§ **Exercise**: Pick every line from the data that holds the word "Peeking".

Data records
↓↓↓

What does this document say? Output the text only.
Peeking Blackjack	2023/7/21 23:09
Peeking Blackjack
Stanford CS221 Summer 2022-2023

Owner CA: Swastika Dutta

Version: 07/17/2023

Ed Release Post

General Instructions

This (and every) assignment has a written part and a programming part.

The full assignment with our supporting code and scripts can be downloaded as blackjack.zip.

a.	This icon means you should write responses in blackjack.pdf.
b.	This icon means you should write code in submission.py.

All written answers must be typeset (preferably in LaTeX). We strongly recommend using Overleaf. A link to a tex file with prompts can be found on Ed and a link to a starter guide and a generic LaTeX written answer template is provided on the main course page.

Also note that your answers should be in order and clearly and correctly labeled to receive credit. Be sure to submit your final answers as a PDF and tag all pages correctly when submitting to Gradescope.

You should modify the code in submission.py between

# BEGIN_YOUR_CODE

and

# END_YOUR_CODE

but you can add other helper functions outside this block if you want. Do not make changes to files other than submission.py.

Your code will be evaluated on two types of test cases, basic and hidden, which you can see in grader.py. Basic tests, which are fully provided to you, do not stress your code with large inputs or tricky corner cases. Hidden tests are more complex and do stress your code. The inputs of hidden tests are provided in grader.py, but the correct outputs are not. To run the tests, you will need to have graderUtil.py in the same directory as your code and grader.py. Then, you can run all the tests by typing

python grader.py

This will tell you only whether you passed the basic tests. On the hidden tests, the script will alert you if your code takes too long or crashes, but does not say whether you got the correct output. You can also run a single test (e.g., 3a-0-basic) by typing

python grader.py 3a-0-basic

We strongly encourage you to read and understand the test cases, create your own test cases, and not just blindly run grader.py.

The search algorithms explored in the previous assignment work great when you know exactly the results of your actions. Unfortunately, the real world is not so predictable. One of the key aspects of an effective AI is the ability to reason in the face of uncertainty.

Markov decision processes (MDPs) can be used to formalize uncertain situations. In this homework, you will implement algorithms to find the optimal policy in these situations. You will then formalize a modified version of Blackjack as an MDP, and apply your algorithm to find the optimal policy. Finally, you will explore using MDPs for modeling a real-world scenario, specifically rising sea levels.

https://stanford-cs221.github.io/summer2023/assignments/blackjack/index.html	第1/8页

↑↑↑

§ **Complete answer**:
Peeking Blackjack	2023/7/21 23:09
Peeking Blackjack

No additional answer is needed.